[Start of SOURCE RECORDS]

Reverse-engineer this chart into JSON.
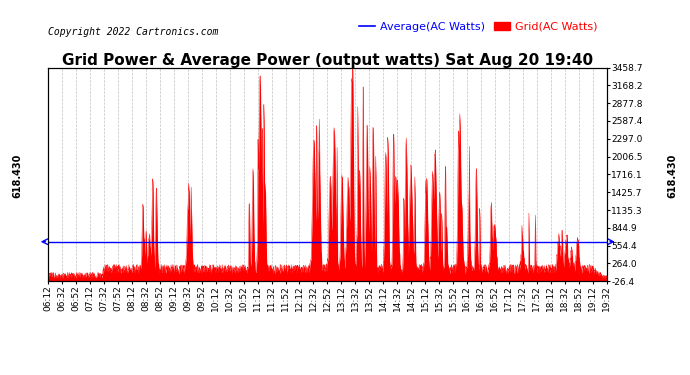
{
  "title": "Grid Power & Average Power (output watts) Sat Aug 20 19:40",
  "copyright": "Copyright 2022 Cartronics.com",
  "legend_avg": "Average(AC Watts)",
  "legend_grid": "Grid(AC Watts)",
  "avg_line_color": "#0000ff",
  "fill_color": "#ff0000",
  "avg_value": 618.43,
  "y_right_ticks": [
    3458.7,
    3168.2,
    2877.8,
    2587.4,
    2297.0,
    2006.5,
    1716.1,
    1425.7,
    1135.3,
    844.9,
    554.4,
    264.0,
    -26.4
  ],
  "ymin": -26.4,
  "ymax": 3458.7,
  "background_color": "#ffffff",
  "grid_line_color": "#bbbbbb",
  "title_fontsize": 11,
  "copyright_fontsize": 7,
  "legend_fontsize": 8,
  "tick_fontsize": 6.5,
  "x_start_min": 372,
  "x_end_min": 1173,
  "x_tick_step": 20
}
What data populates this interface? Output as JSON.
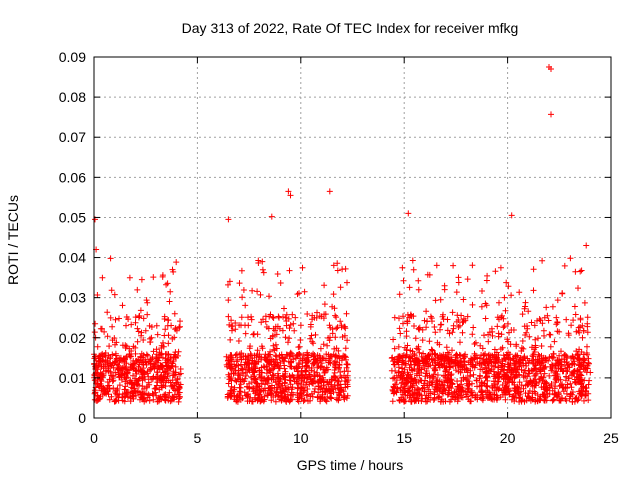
{
  "chart_data": {
    "type": "scatter",
    "title": "Day 313 of 2022, Rate Of TEC Index for receiver mfkg",
    "xlabel": "GPS time / hours",
    "ylabel": "ROTI / TECUs",
    "xlim": [
      0,
      25
    ],
    "ylim": [
      0,
      0.09
    ],
    "x_ticks": [
      "0",
      "5",
      "10",
      "15",
      "20",
      "25"
    ],
    "y_ticks": [
      "0",
      "0.01",
      "0.02",
      "0.03",
      "0.04",
      "0.05",
      "0.06",
      "0.07",
      "0.08",
      "0.09"
    ],
    "grid": true,
    "legend": "none",
    "marker": "+",
    "color": "#ff0000",
    "segments": [
      {
        "start": 0.0,
        "end": 4.2
      },
      {
        "start": 6.4,
        "end": 12.3
      },
      {
        "start": 14.4,
        "end": 24.0
      }
    ],
    "notable_points": [
      {
        "x": 0.05,
        "y": 0.0495
      },
      {
        "x": 0.1,
        "y": 0.042
      },
      {
        "x": 6.5,
        "y": 0.0495
      },
      {
        "x": 8.6,
        "y": 0.0502
      },
      {
        "x": 9.4,
        "y": 0.0565
      },
      {
        "x": 9.5,
        "y": 0.0555
      },
      {
        "x": 11.4,
        "y": 0.0565
      },
      {
        "x": 15.2,
        "y": 0.051
      },
      {
        "x": 20.2,
        "y": 0.0505
      },
      {
        "x": 22.0,
        "y": 0.0875
      },
      {
        "x": 22.1,
        "y": 0.087
      },
      {
        "x": 22.1,
        "y": 0.0757
      },
      {
        "x": 23.8,
        "y": 0.043
      }
    ]
  }
}
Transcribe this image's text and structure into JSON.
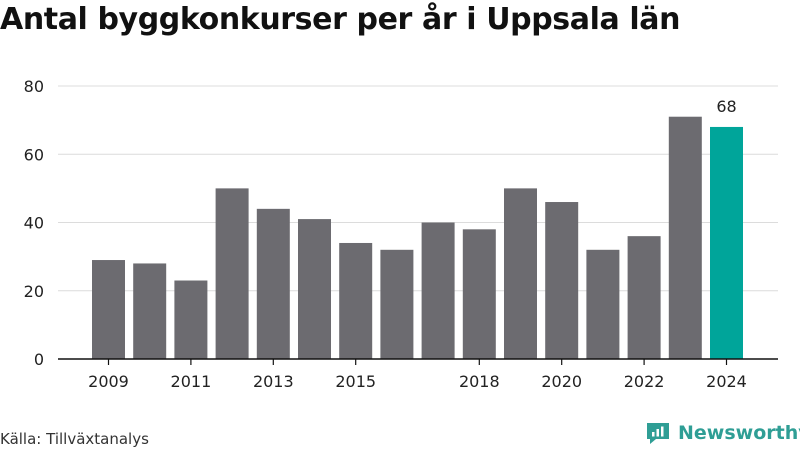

[End of SOURCE RECORDS]

CHALLENGE - Identify each line in the records above that contains the word "JSON", and copy it out in full.

RESPONSE TO THE TASK -
Reverse-engineer this chart into JSON.
What data populates this interface? Output as JSON.
Transcribe this image's text and structure into JSON.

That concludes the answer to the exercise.